Strip the pictures and reproduce the rest of the listing exactly.

**Task data**

------

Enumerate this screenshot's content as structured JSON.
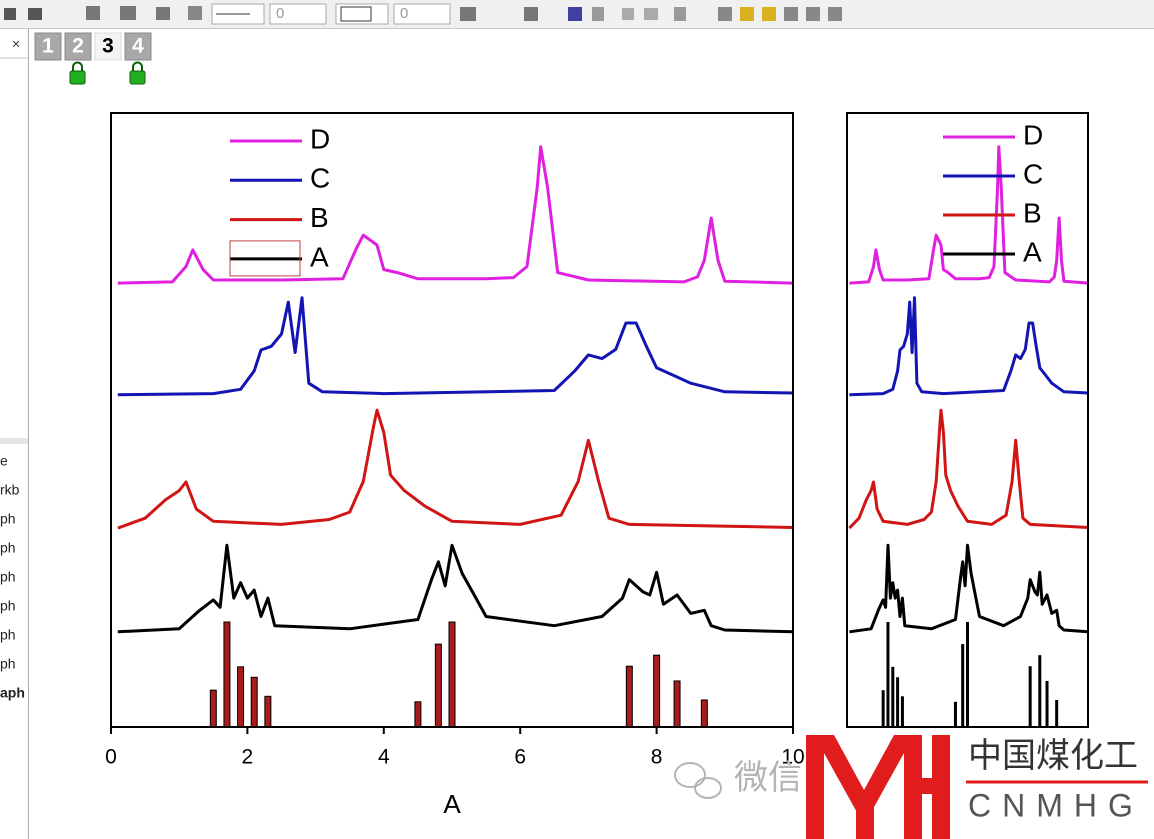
{
  "toolbar": {
    "fields": [
      "0",
      "0"
    ]
  },
  "tabs": [
    "1",
    "2",
    "3",
    "4"
  ],
  "sidebar_items": [
    "e",
    "rkb",
    "ph",
    "ph",
    "ph",
    "ph",
    "ph",
    "ph",
    "aph"
  ],
  "watermark": {
    "text": "微信",
    "logo_cn": "中国煤化工",
    "logo_en": "CNMHG"
  },
  "chart_data": {
    "type": "line",
    "xlabel": "A",
    "xlim": [
      0,
      10
    ],
    "xticks": [
      0,
      2,
      4,
      6,
      8,
      10
    ],
    "ylim": [
      0,
      100
    ],
    "series": [
      {
        "name": "A",
        "color": "#000000",
        "x": [
          0.1,
          1.0,
          1.3,
          1.5,
          1.6,
          1.7,
          1.8,
          1.9,
          2.0,
          2.1,
          2.2,
          2.3,
          2.4,
          3.5,
          4.5,
          4.7,
          4.8,
          4.9,
          5.0,
          5.15,
          5.3,
          5.5,
          6.5,
          7.2,
          7.5,
          7.6,
          7.8,
          7.9,
          8.0,
          8.1,
          8.3,
          8.5,
          8.7,
          8.8,
          9.0,
          10
        ],
        "values": [
          15.5,
          16,
          19,
          20.7,
          19.5,
          29.6,
          21,
          23.5,
          21,
          22.3,
          18,
          21,
          16.5,
          16,
          17.5,
          24,
          26.9,
          23,
          29.6,
          25,
          22,
          18,
          16.5,
          18,
          21,
          24,
          22,
          21.5,
          25.2,
          20,
          21.5,
          18.5,
          19,
          16.5,
          15.8,
          15.5
        ]
      },
      {
        "name": "B",
        "color": "#d01515",
        "x": [
          0.1,
          0.5,
          0.8,
          1.0,
          1.1,
          1.25,
          1.5,
          2.5,
          3.2,
          3.5,
          3.7,
          3.85,
          3.9,
          4.0,
          4.1,
          4.3,
          4.6,
          5.0,
          6.0,
          6.6,
          6.85,
          7.0,
          7.15,
          7.3,
          7.6,
          10
        ],
        "values": [
          32.4,
          34,
          37,
          38.5,
          39.9,
          35.5,
          33.5,
          33,
          33.8,
          35,
          40,
          49,
          51.6,
          48,
          41,
          38.5,
          36,
          33.5,
          33,
          34.5,
          40,
          46.7,
          40,
          34,
          33,
          32.5
        ]
      },
      {
        "name": "C",
        "color": "#1414b4",
        "x": [
          0.1,
          1.5,
          1.9,
          2.1,
          2.2,
          2.35,
          2.5,
          2.6,
          2.7,
          2.8,
          2.9,
          3.1,
          4,
          6.5,
          6.8,
          7.0,
          7.2,
          7.4,
          7.55,
          7.7,
          7.85,
          8.0,
          8.3,
          8.5,
          9,
          10
        ],
        "values": [
          54.1,
          54.3,
          55,
          58,
          61.4,
          62,
          64,
          69.2,
          61,
          69.9,
          56,
          54.6,
          54.3,
          54.8,
          58,
          60.6,
          60,
          61.5,
          65.8,
          65.8,
          62,
          58.5,
          57,
          56,
          54.6,
          54.4
        ]
      },
      {
        "name": "D",
        "color": "#e020e0",
        "x": [
          0.1,
          0.9,
          1.1,
          1.2,
          1.35,
          1.5,
          2.5,
          3.4,
          3.6,
          3.7,
          3.9,
          4.0,
          4.2,
          4.5,
          5.5,
          5.9,
          6.1,
          6.25,
          6.3,
          6.4,
          6.55,
          7.0,
          8.4,
          8.6,
          8.7,
          8.8,
          8.9,
          9.0,
          10
        ],
        "values": [
          72.3,
          72.5,
          75,
          77.7,
          74.5,
          72.8,
          72.8,
          73,
          78,
          80.1,
          78.5,
          74.5,
          74,
          73,
          73,
          73.2,
          75,
          88,
          94.5,
          88,
          74,
          72.8,
          72.5,
          73.3,
          76,
          82.9,
          76,
          72.6,
          72.3
        ]
      }
    ],
    "sticks": {
      "color": "#a81c1c",
      "x": [
        1.5,
        1.7,
        1.9,
        2.1,
        2.3,
        4.5,
        4.8,
        5.0,
        7.6,
        8.0,
        8.3,
        8.7
      ],
      "values": [
        6.0,
        17.1,
        9.8,
        8.1,
        5.0,
        4.1,
        13.5,
        17.1,
        9.9,
        11.7,
        7.5,
        4.4
      ]
    }
  }
}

------

**Full solution**
Enumerate this screenshot's content as structured JSON.
{
  "toolbar": {
    "fields": [
      "0",
      "0"
    ]
  },
  "tabs": [
    "1",
    "2",
    "3",
    "4"
  ],
  "sidebar_items": [
    "e",
    "rkb",
    "ph",
    "ph",
    "ph",
    "ph",
    "ph",
    "ph",
    "aph"
  ],
  "watermark": {
    "text": "微信",
    "logo_cn": "中国煤化工",
    "logo_en": "CNMHG"
  },
  "chart_data": {
    "type": "line",
    "xlabel": "A",
    "xlim": [
      0,
      10
    ],
    "xticks": [
      0,
      2,
      4,
      6,
      8,
      10
    ],
    "ylim": [
      0,
      100
    ],
    "series": [
      {
        "name": "A",
        "color": "#000000",
        "x": [
          0.1,
          1.0,
          1.3,
          1.5,
          1.6,
          1.7,
          1.8,
          1.9,
          2.0,
          2.1,
          2.2,
          2.3,
          2.4,
          3.5,
          4.5,
          4.7,
          4.8,
          4.9,
          5.0,
          5.15,
          5.3,
          5.5,
          6.5,
          7.2,
          7.5,
          7.6,
          7.8,
          7.9,
          8.0,
          8.1,
          8.3,
          8.5,
          8.7,
          8.8,
          9.0,
          10
        ],
        "values": [
          15.5,
          16,
          19,
          20.7,
          19.5,
          29.6,
          21,
          23.5,
          21,
          22.3,
          18,
          21,
          16.5,
          16,
          17.5,
          24,
          26.9,
          23,
          29.6,
          25,
          22,
          18,
          16.5,
          18,
          21,
          24,
          22,
          21.5,
          25.2,
          20,
          21.5,
          18.5,
          19,
          16.5,
          15.8,
          15.5
        ]
      },
      {
        "name": "B",
        "color": "#d01515",
        "x": [
          0.1,
          0.5,
          0.8,
          1.0,
          1.1,
          1.25,
          1.5,
          2.5,
          3.2,
          3.5,
          3.7,
          3.85,
          3.9,
          4.0,
          4.1,
          4.3,
          4.6,
          5.0,
          6.0,
          6.6,
          6.85,
          7.0,
          7.15,
          7.3,
          7.6,
          10
        ],
        "values": [
          32.4,
          34,
          37,
          38.5,
          39.9,
          35.5,
          33.5,
          33,
          33.8,
          35,
          40,
          49,
          51.6,
          48,
          41,
          38.5,
          36,
          33.5,
          33,
          34.5,
          40,
          46.7,
          40,
          34,
          33,
          32.5
        ]
      },
      {
        "name": "C",
        "color": "#1414b4",
        "x": [
          0.1,
          1.5,
          1.9,
          2.1,
          2.2,
          2.35,
          2.5,
          2.6,
          2.7,
          2.8,
          2.9,
          3.1,
          4,
          6.5,
          6.8,
          7.0,
          7.2,
          7.4,
          7.55,
          7.7,
          7.85,
          8.0,
          8.3,
          8.5,
          9,
          10
        ],
        "values": [
          54.1,
          54.3,
          55,
          58,
          61.4,
          62,
          64,
          69.2,
          61,
          69.9,
          56,
          54.6,
          54.3,
          54.8,
          58,
          60.6,
          60,
          61.5,
          65.8,
          65.8,
          62,
          58.5,
          57,
          56,
          54.6,
          54.4
        ]
      },
      {
        "name": "D",
        "color": "#e020e0",
        "x": [
          0.1,
          0.9,
          1.1,
          1.2,
          1.35,
          1.5,
          2.5,
          3.4,
          3.6,
          3.7,
          3.9,
          4.0,
          4.2,
          4.5,
          5.5,
          5.9,
          6.1,
          6.25,
          6.3,
          6.4,
          6.55,
          7.0,
          8.4,
          8.6,
          8.7,
          8.8,
          8.9,
          9.0,
          10
        ],
        "values": [
          72.3,
          72.5,
          75,
          77.7,
          74.5,
          72.8,
          72.8,
          73,
          78,
          80.1,
          78.5,
          74.5,
          74,
          73,
          73,
          73.2,
          75,
          88,
          94.5,
          88,
          74,
          72.8,
          72.5,
          73.3,
          76,
          82.9,
          76,
          72.6,
          72.3
        ]
      }
    ],
    "sticks": {
      "color": "#a81c1c",
      "x": [
        1.5,
        1.7,
        1.9,
        2.1,
        2.3,
        4.5,
        4.8,
        5.0,
        7.6,
        8.0,
        8.3,
        8.7
      ],
      "values": [
        6.0,
        17.1,
        9.8,
        8.1,
        5.0,
        4.1,
        13.5,
        17.1,
        9.9,
        11.7,
        7.5,
        4.4
      ]
    }
  }
}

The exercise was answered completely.